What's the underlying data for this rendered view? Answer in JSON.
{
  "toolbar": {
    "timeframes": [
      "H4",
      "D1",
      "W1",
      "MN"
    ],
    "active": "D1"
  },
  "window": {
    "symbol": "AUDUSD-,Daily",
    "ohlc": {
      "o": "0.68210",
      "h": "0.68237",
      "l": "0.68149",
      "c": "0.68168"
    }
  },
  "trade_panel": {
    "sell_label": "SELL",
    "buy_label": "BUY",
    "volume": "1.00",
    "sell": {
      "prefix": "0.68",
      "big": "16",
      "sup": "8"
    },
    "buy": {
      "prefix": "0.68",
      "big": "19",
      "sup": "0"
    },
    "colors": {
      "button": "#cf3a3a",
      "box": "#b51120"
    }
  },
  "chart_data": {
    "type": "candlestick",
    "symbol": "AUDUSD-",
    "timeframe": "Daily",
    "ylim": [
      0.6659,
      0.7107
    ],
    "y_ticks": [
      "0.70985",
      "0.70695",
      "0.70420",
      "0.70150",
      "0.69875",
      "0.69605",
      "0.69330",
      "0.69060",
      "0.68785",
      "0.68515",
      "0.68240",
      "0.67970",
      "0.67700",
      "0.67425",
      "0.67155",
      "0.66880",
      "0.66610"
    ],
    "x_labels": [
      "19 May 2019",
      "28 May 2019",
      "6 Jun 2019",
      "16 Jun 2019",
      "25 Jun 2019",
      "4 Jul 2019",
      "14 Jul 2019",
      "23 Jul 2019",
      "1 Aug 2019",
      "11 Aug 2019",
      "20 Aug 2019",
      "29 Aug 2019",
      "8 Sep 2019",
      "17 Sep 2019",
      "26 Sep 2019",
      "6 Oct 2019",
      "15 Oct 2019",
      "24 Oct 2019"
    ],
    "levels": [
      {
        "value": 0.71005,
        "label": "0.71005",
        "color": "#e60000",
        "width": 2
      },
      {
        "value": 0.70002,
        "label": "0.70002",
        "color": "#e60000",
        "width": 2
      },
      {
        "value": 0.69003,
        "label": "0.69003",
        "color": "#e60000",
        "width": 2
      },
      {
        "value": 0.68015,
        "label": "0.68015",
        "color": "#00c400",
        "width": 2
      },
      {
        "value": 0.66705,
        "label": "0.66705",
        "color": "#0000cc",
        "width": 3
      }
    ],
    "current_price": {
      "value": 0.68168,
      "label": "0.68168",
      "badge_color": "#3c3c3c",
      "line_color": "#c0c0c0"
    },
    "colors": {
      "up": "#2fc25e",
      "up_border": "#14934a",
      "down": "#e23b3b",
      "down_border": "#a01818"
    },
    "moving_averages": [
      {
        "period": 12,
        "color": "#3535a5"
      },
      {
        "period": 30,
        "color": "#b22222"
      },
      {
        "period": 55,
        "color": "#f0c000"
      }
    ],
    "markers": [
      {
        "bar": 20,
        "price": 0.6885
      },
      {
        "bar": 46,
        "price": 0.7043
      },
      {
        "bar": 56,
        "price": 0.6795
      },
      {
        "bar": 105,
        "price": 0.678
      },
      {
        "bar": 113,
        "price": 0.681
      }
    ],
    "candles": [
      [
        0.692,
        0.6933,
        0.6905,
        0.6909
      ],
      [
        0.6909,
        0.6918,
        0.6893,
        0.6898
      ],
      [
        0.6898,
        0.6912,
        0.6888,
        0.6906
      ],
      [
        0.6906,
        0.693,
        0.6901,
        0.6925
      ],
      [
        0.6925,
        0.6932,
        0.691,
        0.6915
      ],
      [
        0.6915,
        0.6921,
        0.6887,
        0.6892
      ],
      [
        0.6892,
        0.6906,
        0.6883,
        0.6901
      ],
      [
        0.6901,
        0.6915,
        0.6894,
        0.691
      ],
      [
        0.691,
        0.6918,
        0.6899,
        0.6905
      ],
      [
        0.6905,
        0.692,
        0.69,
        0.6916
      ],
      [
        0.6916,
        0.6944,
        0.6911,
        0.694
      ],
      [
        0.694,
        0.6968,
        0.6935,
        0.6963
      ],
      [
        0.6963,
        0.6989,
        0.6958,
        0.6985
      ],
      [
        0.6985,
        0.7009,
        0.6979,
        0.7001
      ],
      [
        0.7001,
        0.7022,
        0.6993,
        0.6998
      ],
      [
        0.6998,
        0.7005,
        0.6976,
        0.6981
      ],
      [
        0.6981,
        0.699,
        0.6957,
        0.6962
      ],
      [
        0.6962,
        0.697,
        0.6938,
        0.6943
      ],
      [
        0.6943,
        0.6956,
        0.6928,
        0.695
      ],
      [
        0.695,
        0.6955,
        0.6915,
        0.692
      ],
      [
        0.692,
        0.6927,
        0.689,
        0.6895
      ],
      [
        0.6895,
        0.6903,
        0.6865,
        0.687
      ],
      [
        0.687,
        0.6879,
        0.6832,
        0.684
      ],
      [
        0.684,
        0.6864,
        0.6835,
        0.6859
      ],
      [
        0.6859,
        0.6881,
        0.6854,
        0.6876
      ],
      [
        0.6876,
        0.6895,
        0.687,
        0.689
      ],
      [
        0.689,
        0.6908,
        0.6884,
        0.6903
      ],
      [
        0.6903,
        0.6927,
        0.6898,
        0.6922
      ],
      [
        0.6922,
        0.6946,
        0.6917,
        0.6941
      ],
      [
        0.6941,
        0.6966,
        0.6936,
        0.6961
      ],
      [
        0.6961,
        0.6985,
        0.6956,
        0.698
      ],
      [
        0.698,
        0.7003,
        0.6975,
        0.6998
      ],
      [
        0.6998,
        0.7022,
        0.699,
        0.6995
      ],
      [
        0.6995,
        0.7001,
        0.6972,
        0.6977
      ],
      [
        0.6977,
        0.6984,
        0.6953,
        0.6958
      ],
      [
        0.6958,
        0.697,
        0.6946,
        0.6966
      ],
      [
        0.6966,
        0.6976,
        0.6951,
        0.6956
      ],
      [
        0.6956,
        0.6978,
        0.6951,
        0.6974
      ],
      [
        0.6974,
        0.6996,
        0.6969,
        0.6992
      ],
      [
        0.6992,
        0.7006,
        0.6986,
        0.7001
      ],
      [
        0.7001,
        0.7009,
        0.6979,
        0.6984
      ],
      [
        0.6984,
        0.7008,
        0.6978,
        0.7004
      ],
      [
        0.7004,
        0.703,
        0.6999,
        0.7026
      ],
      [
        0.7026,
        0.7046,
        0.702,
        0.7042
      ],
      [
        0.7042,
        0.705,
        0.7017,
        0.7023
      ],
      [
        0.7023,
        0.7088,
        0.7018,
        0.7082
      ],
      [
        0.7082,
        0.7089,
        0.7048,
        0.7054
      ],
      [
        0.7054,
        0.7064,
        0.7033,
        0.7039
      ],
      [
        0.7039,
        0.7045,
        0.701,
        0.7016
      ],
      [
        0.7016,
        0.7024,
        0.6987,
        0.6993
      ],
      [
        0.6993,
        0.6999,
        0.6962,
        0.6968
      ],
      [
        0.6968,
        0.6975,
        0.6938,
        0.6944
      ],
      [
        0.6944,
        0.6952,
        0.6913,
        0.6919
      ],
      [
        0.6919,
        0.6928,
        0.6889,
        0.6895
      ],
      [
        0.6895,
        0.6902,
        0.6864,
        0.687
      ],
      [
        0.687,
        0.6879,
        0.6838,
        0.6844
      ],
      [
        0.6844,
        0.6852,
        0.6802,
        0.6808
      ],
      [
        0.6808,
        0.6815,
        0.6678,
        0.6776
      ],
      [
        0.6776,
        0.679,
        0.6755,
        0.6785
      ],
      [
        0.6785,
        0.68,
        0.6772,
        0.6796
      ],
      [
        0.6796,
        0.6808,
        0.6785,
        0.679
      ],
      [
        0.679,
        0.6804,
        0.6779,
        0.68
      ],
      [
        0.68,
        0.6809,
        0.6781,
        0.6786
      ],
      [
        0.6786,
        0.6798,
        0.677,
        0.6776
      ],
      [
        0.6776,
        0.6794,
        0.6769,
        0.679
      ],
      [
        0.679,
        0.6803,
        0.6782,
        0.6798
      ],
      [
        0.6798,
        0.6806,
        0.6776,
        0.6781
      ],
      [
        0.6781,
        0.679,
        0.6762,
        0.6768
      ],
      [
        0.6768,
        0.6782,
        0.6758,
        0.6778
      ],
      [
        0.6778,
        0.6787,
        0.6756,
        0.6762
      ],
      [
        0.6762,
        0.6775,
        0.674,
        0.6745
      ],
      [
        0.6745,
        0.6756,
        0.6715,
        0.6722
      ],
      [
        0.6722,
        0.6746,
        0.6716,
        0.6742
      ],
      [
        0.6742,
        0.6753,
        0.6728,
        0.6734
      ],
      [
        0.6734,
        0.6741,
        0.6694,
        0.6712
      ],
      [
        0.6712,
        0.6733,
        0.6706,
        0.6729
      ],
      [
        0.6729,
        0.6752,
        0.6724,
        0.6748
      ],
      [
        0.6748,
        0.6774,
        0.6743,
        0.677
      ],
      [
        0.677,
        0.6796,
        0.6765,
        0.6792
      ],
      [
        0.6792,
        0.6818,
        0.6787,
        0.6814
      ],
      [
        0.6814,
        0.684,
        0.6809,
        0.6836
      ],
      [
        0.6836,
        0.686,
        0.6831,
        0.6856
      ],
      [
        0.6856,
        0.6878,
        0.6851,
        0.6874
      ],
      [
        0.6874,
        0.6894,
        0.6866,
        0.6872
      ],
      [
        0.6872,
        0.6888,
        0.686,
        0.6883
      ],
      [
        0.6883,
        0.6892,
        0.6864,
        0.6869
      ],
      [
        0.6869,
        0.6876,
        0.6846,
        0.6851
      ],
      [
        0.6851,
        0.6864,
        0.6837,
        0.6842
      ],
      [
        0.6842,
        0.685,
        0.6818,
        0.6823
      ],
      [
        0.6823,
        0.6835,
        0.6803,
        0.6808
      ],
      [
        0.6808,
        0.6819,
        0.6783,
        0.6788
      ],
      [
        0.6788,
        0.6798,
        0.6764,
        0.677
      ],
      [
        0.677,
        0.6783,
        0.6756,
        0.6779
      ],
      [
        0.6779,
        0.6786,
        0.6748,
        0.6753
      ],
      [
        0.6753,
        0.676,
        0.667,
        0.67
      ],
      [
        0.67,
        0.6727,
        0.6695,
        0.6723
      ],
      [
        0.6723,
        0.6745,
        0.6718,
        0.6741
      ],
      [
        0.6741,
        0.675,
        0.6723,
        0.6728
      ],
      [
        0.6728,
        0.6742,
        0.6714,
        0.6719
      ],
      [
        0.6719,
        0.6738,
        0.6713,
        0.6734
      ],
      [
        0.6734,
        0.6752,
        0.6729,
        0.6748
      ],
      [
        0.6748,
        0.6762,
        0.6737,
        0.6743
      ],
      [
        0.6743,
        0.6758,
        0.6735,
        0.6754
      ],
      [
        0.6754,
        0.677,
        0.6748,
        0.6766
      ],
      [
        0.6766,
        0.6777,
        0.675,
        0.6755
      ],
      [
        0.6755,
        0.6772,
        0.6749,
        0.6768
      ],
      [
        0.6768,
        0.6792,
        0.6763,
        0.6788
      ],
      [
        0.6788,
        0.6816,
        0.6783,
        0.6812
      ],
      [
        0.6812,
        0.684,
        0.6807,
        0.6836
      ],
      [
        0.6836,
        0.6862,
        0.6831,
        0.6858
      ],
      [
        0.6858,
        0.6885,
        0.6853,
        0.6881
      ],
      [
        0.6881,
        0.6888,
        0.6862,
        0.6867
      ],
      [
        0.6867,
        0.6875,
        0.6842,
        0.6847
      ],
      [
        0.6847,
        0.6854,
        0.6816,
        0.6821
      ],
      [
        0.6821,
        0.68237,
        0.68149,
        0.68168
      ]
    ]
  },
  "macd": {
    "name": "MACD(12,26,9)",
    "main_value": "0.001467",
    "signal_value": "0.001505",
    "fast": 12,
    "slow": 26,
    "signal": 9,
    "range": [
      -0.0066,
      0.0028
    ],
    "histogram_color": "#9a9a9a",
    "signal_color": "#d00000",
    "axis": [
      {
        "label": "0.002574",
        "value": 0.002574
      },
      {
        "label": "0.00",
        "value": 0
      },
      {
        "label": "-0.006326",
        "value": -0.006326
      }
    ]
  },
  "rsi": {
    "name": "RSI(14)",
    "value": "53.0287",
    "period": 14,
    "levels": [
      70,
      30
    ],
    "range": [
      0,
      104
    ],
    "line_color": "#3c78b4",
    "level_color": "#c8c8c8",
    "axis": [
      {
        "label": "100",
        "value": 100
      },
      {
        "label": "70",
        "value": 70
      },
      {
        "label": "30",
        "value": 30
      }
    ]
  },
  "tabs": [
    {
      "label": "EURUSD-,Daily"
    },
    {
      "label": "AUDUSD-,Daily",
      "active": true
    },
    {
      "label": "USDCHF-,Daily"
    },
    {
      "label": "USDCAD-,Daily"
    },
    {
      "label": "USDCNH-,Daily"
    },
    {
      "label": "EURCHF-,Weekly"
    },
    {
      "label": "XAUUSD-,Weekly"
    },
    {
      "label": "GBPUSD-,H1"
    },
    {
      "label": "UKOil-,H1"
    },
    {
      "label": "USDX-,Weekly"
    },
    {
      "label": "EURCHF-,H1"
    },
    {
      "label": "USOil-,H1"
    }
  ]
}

+ + + + +

Exercise prompt
Scan the material above. Copy each line where "AUDUSD" occurs.

Solution for this task
    "symbol": "AUDUSD-,Daily",
    "symbol": "AUDUSD-",
      "label": "AUDUSD-,Daily",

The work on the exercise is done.